EXERCISE OBJECTIVE:
Go through the listing and pick out each line with the word "Media" in it.

AVAILABLE DATA:
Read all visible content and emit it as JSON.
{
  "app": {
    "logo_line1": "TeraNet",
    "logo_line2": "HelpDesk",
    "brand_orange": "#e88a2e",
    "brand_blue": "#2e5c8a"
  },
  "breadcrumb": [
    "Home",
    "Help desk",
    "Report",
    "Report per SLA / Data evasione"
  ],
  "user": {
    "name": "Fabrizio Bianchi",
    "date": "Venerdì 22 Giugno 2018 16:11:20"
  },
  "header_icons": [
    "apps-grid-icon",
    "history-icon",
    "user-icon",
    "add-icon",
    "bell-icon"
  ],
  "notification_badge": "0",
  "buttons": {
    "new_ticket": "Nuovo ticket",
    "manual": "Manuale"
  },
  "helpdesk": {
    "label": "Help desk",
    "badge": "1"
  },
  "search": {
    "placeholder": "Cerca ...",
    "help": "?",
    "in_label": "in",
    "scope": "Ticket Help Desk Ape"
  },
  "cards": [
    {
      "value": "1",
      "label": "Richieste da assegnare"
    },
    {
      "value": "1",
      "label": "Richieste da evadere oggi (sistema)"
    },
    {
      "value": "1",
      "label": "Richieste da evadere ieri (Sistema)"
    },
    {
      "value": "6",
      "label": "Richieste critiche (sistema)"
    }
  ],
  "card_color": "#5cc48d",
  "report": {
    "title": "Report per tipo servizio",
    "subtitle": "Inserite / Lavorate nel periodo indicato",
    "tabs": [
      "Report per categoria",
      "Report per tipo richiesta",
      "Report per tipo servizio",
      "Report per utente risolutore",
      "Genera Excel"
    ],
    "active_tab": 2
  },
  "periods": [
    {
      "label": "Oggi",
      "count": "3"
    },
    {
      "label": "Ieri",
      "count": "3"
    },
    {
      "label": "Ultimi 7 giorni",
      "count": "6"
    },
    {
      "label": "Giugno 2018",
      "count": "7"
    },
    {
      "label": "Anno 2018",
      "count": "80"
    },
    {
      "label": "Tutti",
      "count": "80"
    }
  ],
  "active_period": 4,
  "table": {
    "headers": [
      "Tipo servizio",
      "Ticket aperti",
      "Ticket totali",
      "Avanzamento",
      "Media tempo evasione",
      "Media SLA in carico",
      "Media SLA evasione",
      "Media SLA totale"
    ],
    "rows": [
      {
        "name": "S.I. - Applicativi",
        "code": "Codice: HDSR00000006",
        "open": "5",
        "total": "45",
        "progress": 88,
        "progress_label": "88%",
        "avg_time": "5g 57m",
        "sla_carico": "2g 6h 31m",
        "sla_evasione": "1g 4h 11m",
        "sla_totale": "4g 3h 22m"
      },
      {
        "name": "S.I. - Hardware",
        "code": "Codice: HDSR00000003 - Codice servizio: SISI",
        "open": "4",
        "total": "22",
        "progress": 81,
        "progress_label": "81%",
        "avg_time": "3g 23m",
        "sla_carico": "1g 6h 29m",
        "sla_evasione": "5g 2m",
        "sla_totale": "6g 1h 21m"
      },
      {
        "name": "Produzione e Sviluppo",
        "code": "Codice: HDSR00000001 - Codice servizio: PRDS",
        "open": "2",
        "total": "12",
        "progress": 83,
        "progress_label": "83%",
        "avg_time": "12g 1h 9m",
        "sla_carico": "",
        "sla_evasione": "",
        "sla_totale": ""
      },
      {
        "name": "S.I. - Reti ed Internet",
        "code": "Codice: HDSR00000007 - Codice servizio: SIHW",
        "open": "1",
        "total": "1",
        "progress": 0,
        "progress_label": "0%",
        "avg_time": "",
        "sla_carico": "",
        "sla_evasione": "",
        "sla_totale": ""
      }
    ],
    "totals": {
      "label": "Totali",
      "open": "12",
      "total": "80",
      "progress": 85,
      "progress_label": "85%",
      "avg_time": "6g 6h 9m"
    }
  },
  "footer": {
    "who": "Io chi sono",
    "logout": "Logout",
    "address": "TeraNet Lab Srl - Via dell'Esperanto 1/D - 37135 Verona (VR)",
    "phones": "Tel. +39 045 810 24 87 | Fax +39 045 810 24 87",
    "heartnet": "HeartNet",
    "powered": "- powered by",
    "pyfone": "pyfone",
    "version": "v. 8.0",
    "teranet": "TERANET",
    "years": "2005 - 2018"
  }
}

FINAL RESULT:
      "Media tempo evasione",
      "Media SLA in carico",
      "Media SLA evasione",
      "Media SLA totale"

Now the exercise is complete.